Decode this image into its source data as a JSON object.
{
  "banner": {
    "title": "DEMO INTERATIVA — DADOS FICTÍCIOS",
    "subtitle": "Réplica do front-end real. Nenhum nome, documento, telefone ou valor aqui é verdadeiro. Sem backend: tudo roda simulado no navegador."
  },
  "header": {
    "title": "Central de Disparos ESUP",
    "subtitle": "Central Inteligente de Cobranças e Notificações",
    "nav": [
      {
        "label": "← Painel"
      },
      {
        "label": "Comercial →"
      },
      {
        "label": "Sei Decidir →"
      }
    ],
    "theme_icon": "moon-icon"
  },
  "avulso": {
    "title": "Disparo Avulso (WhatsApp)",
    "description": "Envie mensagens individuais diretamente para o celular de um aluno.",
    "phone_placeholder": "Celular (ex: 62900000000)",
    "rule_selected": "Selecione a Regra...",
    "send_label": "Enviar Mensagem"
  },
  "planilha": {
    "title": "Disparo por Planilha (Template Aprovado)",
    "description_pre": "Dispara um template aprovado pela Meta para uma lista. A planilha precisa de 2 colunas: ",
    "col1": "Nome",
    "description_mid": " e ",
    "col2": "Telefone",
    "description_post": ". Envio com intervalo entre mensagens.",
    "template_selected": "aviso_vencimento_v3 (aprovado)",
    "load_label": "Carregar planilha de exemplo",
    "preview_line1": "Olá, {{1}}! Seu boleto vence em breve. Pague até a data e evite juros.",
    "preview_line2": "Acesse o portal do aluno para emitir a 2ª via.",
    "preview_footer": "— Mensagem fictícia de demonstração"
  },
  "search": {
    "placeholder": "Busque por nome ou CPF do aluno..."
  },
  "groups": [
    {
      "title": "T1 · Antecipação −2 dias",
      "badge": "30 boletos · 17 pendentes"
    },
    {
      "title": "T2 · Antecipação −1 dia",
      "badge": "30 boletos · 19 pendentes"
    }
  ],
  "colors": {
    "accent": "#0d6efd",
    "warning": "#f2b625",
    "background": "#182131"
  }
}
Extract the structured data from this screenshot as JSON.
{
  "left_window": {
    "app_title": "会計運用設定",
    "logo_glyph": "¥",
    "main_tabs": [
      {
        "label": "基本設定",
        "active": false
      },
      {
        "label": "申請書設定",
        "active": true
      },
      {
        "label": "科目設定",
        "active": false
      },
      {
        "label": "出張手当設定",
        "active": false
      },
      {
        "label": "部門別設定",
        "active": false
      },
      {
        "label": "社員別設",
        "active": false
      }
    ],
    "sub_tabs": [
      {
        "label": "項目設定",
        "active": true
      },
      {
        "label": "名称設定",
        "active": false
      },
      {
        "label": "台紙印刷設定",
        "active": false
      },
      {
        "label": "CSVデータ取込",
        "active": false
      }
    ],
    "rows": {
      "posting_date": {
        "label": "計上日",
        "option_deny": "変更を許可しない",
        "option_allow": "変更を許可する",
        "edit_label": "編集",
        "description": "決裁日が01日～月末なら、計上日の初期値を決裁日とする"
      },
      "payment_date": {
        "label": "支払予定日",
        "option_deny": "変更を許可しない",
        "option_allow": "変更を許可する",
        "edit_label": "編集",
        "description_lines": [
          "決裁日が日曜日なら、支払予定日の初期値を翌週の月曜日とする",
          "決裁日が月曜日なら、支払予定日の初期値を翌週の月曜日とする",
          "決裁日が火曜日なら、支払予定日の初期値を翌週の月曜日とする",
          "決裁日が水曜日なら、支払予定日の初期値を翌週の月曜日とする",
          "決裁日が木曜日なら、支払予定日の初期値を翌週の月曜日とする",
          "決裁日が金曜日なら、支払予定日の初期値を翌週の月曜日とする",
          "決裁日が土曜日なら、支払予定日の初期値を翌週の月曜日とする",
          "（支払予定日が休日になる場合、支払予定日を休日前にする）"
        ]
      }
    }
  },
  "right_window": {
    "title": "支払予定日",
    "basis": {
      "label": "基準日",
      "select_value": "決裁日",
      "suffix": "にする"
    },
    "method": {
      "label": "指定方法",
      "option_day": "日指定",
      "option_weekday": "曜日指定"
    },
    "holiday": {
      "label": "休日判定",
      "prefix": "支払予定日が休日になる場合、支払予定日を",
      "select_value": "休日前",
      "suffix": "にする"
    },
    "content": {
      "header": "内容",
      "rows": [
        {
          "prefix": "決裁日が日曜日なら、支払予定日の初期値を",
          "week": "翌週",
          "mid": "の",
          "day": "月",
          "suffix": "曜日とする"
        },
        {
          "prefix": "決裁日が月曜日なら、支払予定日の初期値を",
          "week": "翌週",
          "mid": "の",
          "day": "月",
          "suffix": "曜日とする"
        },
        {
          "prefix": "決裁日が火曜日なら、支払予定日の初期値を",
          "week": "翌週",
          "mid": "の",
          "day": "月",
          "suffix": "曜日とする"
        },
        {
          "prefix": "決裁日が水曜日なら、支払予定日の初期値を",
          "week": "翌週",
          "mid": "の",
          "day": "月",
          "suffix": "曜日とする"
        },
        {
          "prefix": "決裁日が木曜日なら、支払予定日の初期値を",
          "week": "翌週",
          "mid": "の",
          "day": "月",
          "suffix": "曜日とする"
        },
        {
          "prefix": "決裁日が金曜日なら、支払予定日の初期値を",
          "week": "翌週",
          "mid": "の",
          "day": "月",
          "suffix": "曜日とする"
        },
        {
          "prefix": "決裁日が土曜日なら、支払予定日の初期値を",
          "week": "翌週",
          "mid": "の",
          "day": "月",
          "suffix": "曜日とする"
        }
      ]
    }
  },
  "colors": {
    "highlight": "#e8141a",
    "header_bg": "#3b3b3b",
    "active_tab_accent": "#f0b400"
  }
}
*-*-*
### Task to carry out
Return every entry exactly as given.

### Result for this exercise
Decode this image into its source data as a JSON object.
{
  "banner": {
    "title": "DEMO INTERATIVA — DADOS FICTÍCIOS",
    "subtitle": "Réplica do front-end real. Nenhum nome, documento, telefone ou valor aqui é verdadeiro. Sem backend: tudo roda simulado no navegador."
  },
  "header": {
    "title": "Central de Disparos ESUP",
    "subtitle": "Central Inteligente de Cobranças e Notificações",
    "nav": [
      {
        "label": "← Painel"
      },
      {
        "label": "Comercial →"
      },
      {
        "label": "Sei Decidir →"
      }
    ],
    "theme_icon": "moon-icon"
  },
  "avulso": {
    "title": "Disparo Avulso (WhatsApp)",
    "description": "Envie mensagens individuais diretamente para o celular de um aluno.",
    "phone_placeholder": "Celular (ex: 62900000000)",
    "rule_selected": "Selecione a Regra...",
    "send_label": "Enviar Mensagem"
  },
  "planilha": {
    "title": "Disparo por Planilha (Template Aprovado)",
    "description_pre": "Dispara um template aprovado pela Meta para uma lista. A planilha precisa de 2 colunas: ",
    "col1": "Nome",
    "description_mid": " e ",
    "col2": "Telefone",
    "description_post": ". Envio com intervalo entre mensagens.",
    "template_selected": "aviso_vencimento_v3 (aprovado)",
    "load_label": "Carregar planilha de exemplo",
    "preview_line1": "Olá, {{1}}! Seu boleto vence em breve. Pague até a data e evite juros.",
    "preview_line2": "Acesse o portal do aluno para emitir a 2ª via.",
    "preview_footer": "— Mensagem fictícia de demonstração"
  },
  "search": {
    "placeholder": "Busque por nome ou CPF do aluno..."
  },
  "groups": [
    {
      "title": "T1 · Antecipação −2 dias",
      "badge": "30 boletos · 17 pendentes"
    },
    {
      "title": "T2 · Antecipação −1 dia",
      "badge": "30 boletos · 19 pendentes"
    }
  ],
  "colors": {
    "accent": "#0d6efd",
    "warning": "#f2b625",
    "background": "#182131"
  }
}
Extract the structured data from this screenshot as JSON.
{
  "left_window": {
    "app_title": "会計運用設定",
    "logo_glyph": "¥",
    "main_tabs": [
      {
        "label": "基本設定",
        "active": false
      },
      {
        "label": "申請書設定",
        "active": true
      },
      {
        "label": "科目設定",
        "active": false
      },
      {
        "label": "出張手当設定",
        "active": false
      },
      {
        "label": "部門別設定",
        "active": false
      },
      {
        "label": "社員別設",
        "active": false
      }
    ],
    "sub_tabs": [
      {
        "label": "項目設定",
        "active": true
      },
      {
        "label": "名称設定",
        "active": false
      },
      {
        "label": "台紙印刷設定",
        "active": false
      },
      {
        "label": "CSVデータ取込",
        "active": false
      }
    ],
    "rows": {
      "posting_date": {
        "label": "計上日",
        "option_deny": "変更を許可しない",
        "option_allow": "変更を許可する",
        "edit_label": "編集",
        "description": "決裁日が01日～月末なら、計上日の初期値を決裁日とする"
      },
      "payment_date": {
        "label": "支払予定日",
        "option_deny": "変更を許可しない",
        "option_allow": "変更を許可する",
        "edit_label": "編集",
        "description_lines": [
          "決裁日が日曜日なら、支払予定日の初期値を翌週の月曜日とする",
          "決裁日が月曜日なら、支払予定日の初期値を翌週の月曜日とする",
          "決裁日が火曜日なら、支払予定日の初期値を翌週の月曜日とする",
          "決裁日が水曜日なら、支払予定日の初期値を翌週の月曜日とする",
          "決裁日が木曜日なら、支払予定日の初期値を翌週の月曜日とする",
          "決裁日が金曜日なら、支払予定日の初期値を翌週の月曜日とする",
          "決裁日が土曜日なら、支払予定日の初期値を翌週の月曜日とする",
          "（支払予定日が休日になる場合、支払予定日を休日前にする）"
        ]
      }
    }
  },
  "right_window": {
    "title": "支払予定日",
    "basis": {
      "label": "基準日",
      "select_value": "決裁日",
      "suffix": "にする"
    },
    "method": {
      "label": "指定方法",
      "option_day": "日指定",
      "option_weekday": "曜日指定"
    },
    "holiday": {
      "label": "休日判定",
      "prefix": "支払予定日が休日になる場合、支払予定日を",
      "select_value": "休日前",
      "suffix": "にする"
    },
    "content": {
      "header": "内容",
      "rows": [
        {
          "prefix": "決裁日が日曜日なら、支払予定日の初期値を",
          "week": "翌週",
          "mid": "の",
          "day": "月",
          "suffix": "曜日とする"
        },
        {
          "prefix": "決裁日が月曜日なら、支払予定日の初期値を",
          "week": "翌週",
          "mid": "の",
          "day": "月",
          "suffix": "曜日とする"
        },
        {
          "prefix": "決裁日が火曜日なら、支払予定日の初期値を",
          "week": "翌週",
          "mid": "の",
          "day": "月",
          "suffix": "曜日とする"
        },
        {
          "prefix": "決裁日が水曜日なら、支払予定日の初期値を",
          "week": "翌週",
          "mid": "の",
          "day": "月",
          "suffix": "曜日とする"
        },
        {
          "prefix": "決裁日が木曜日なら、支払予定日の初期値を",
          "week": "翌週",
          "mid": "の",
          "day": "月",
          "suffix": "曜日とする"
        },
        {
          "prefix": "決裁日が金曜日なら、支払予定日の初期値を",
          "week": "翌週",
          "mid": "の",
          "day": "月",
          "suffix": "曜日とする"
        },
        {
          "prefix": "決裁日が土曜日なら、支払予定日の初期値を",
          "week": "翌週",
          "mid": "の",
          "day": "月",
          "suffix": "曜日とする"
        }
      ]
    }
  },
  "colors": {
    "highlight": "#e8141a",
    "header_bg": "#3b3b3b",
    "active_tab_accent": "#f0b400"
  }
}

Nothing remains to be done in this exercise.